Rewrite the rows below, substituting "y-axis-tick" for each occurrence of "y-tick-label" and leaving everything else unchanged.

+ + + +

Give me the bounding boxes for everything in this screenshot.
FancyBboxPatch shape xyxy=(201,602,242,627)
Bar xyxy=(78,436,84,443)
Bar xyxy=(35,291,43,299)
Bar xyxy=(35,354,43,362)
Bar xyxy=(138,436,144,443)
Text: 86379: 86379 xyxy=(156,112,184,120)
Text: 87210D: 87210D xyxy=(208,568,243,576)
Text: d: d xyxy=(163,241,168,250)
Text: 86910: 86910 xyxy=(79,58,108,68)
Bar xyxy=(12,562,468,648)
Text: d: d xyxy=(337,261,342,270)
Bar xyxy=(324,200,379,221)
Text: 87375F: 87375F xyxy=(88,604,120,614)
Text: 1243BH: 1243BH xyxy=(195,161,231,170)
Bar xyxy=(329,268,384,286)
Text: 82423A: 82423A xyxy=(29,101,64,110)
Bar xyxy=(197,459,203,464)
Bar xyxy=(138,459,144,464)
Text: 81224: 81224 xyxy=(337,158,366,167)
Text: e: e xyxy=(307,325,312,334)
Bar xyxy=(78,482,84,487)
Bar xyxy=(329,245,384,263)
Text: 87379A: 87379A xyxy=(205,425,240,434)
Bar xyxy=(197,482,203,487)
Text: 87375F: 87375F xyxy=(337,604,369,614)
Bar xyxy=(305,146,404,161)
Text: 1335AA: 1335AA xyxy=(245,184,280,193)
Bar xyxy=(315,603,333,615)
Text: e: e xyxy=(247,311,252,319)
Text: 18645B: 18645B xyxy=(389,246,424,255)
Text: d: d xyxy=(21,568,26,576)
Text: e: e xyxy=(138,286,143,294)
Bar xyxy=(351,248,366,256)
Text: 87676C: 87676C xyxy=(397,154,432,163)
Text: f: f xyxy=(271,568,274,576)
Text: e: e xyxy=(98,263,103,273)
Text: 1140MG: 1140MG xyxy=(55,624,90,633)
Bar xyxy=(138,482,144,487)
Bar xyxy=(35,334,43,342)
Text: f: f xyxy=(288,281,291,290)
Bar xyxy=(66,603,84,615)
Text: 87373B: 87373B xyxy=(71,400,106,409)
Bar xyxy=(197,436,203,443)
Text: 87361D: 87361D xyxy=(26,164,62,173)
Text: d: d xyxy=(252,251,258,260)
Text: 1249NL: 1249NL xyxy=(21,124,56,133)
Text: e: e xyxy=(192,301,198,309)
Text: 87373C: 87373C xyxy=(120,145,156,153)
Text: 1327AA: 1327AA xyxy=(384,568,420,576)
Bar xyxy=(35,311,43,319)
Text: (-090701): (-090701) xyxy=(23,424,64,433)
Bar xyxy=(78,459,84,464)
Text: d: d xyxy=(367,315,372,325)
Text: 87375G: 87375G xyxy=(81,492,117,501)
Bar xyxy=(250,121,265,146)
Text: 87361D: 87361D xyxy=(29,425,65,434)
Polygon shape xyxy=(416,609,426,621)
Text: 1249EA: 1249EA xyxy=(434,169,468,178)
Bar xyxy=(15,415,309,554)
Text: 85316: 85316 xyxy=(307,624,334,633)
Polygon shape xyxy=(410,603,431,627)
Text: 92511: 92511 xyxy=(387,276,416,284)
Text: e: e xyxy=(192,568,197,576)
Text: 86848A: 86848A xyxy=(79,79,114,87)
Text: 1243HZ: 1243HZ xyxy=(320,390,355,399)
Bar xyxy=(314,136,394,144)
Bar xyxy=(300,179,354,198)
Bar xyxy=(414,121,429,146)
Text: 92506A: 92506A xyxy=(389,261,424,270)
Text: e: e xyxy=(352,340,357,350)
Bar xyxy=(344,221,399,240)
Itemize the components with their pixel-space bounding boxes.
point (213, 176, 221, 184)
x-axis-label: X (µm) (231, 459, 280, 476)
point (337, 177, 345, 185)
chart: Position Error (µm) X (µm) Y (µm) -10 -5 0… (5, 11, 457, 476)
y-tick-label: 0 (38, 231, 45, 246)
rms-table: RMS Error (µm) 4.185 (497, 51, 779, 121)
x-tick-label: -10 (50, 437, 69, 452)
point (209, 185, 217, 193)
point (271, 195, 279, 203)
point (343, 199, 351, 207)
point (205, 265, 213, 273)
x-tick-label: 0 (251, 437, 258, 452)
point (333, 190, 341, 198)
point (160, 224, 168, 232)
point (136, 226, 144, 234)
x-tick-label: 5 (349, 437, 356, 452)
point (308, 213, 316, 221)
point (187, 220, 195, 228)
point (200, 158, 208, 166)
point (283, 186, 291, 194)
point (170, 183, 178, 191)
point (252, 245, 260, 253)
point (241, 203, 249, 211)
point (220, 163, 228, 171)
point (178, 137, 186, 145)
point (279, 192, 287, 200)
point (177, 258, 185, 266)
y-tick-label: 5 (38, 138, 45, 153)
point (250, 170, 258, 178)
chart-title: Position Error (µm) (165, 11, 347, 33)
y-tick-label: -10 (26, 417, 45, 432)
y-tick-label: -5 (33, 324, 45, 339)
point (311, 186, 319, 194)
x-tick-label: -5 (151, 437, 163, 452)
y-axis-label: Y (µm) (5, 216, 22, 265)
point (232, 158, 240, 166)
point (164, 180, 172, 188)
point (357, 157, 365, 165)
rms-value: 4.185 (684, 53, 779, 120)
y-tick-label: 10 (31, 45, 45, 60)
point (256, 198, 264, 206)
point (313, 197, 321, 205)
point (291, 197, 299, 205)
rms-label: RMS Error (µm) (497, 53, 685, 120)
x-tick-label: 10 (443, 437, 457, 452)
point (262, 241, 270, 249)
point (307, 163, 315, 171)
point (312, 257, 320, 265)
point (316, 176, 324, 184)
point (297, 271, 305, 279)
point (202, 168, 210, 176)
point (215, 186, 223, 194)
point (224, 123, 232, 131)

+ + + +

TASK ANSWER
Give me the bounding boxes for everything in this screenshot.
FancyBboxPatch shape xyxy=(201,602,242,627)
Bar xyxy=(78,436,84,443)
Bar xyxy=(35,291,43,299)
Bar xyxy=(35,354,43,362)
Bar xyxy=(138,436,144,443)
Text: 86379: 86379 xyxy=(156,112,184,120)
Text: 87210D: 87210D xyxy=(208,568,243,576)
Text: d: d xyxy=(163,241,168,250)
Text: 86910: 86910 xyxy=(79,58,108,68)
Bar xyxy=(12,562,468,648)
Text: d: d xyxy=(337,261,342,270)
Bar xyxy=(324,200,379,221)
Text: 87375F: 87375F xyxy=(88,604,120,614)
Text: 1243BH: 1243BH xyxy=(195,161,231,170)
Bar xyxy=(329,268,384,286)
Text: 82423A: 82423A xyxy=(29,101,64,110)
Bar xyxy=(197,459,203,464)
Bar xyxy=(138,459,144,464)
Text: 81224: 81224 xyxy=(337,158,366,167)
Text: e: e xyxy=(307,325,312,334)
Bar xyxy=(78,482,84,487)
Bar xyxy=(329,245,384,263)
Text: 87379A: 87379A xyxy=(205,425,240,434)
Bar xyxy=(197,482,203,487)
Text: 87375F: 87375F xyxy=(337,604,369,614)
Bar xyxy=(305,146,404,161)
Text: 1335AA: 1335AA xyxy=(245,184,280,193)
Bar xyxy=(315,603,333,615)
Text: e: e xyxy=(247,311,252,319)
Text: 18645B: 18645B xyxy=(389,246,424,255)
Text: d: d xyxy=(21,568,26,576)
Text: e: e xyxy=(138,286,143,294)
Bar xyxy=(351,248,366,256)
Text: 87676C: 87676C xyxy=(397,154,432,163)
Text: f: f xyxy=(271,568,274,576)
Text: e: e xyxy=(98,263,103,273)
Text: 1140MG: 1140MG xyxy=(55,624,90,633)
Bar xyxy=(138,482,144,487)
Bar xyxy=(35,334,43,342)
Text: f: f xyxy=(288,281,291,290)
Bar xyxy=(66,603,84,615)
Text: 87373B: 87373B xyxy=(71,400,106,409)
Bar xyxy=(197,436,203,443)
Text: 87361D: 87361D xyxy=(26,164,62,173)
Text: d: d xyxy=(252,251,258,260)
Text: 1249NL: 1249NL xyxy=(21,124,56,133)
Text: e: e xyxy=(192,301,198,309)
Text: 87373C: 87373C xyxy=(120,145,156,153)
Text: 1327AA: 1327AA xyxy=(384,568,420,576)
Bar xyxy=(35,311,43,319)
Text: (-090701): (-090701) xyxy=(23,424,64,433)
Bar xyxy=(78,459,84,464)
Text: d: d xyxy=(367,315,372,325)
Text: 87375G: 87375G xyxy=(81,492,117,501)
Bar xyxy=(250,121,265,146)
Text: 87361D: 87361D xyxy=(29,425,65,434)
Polygon shape xyxy=(416,609,426,621)
Text: 1249EA: 1249EA xyxy=(434,169,468,178)
Bar xyxy=(15,415,309,554)
Text: 85316: 85316 xyxy=(307,624,334,633)
Polygon shape xyxy=(410,603,431,627)
Text: 92511: 92511 xyxy=(387,276,416,284)
Text: e: e xyxy=(192,568,197,576)
Text: 86848A: 86848A xyxy=(79,79,114,87)
Text: 1243HZ: 1243HZ xyxy=(320,390,355,399)
Bar xyxy=(314,136,394,144)
Bar xyxy=(300,179,354,198)
Bar xyxy=(414,121,429,146)
Text: 92506A: 92506A xyxy=(389,261,424,270)
Text: e: e xyxy=(352,340,357,350)
Bar xyxy=(344,221,399,240)
Itemize the components with their pixel-space bounding boxes.
point (213, 176, 221, 184)
x-axis-label: X (µm) (231, 459, 280, 476)
point (337, 177, 345, 185)
chart: Position Error (µm) X (µm) Y (µm) -10 -5 0… (5, 11, 457, 476)
y-axis-tick: 0 (38, 231, 45, 246)
rms-table: RMS Error (µm) 4.185 (497, 51, 779, 121)
x-tick-label: -10 (50, 437, 69, 452)
point (209, 185, 217, 193)
point (271, 195, 279, 203)
point (343, 199, 351, 207)
point (205, 265, 213, 273)
x-tick-label: 0 (251, 437, 258, 452)
point (333, 190, 341, 198)
point (160, 224, 168, 232)
point (136, 226, 144, 234)
x-tick-label: 5 (349, 437, 356, 452)
point (308, 213, 316, 221)
point (187, 220, 195, 228)
point (200, 158, 208, 166)
point (283, 186, 291, 194)
point (170, 183, 178, 191)
point (252, 245, 260, 253)
point (241, 203, 249, 211)
point (220, 163, 228, 171)
point (178, 137, 186, 145)
point (279, 192, 287, 200)
point (177, 258, 185, 266)
y-axis-tick: 5 (38, 138, 45, 153)
point (250, 170, 258, 178)
chart-title: Position Error (µm) (165, 11, 347, 33)
y-axis-tick: -10 (26, 417, 45, 432)
y-axis-tick: -5 (33, 324, 45, 339)
point (311, 186, 319, 194)
x-tick-label: -5 (151, 437, 163, 452)
y-axis-label: Y (µm) (5, 216, 22, 265)
point (232, 158, 240, 166)
point (164, 180, 172, 188)
point (357, 157, 365, 165)
rms-value: 4.185 (684, 53, 779, 120)
y-axis-tick: 10 (31, 45, 45, 60)
point (256, 198, 264, 206)
point (313, 197, 321, 205)
point (291, 197, 299, 205)
rms-label: RMS Error (µm) (497, 53, 685, 120)
x-tick-label: 10 (443, 437, 457, 452)
point (262, 241, 270, 249)
point (307, 163, 315, 171)
point (312, 257, 320, 265)
point (316, 176, 324, 184)
point (297, 271, 305, 279)
point (202, 168, 210, 176)
point (215, 186, 223, 194)
point (224, 123, 232, 131)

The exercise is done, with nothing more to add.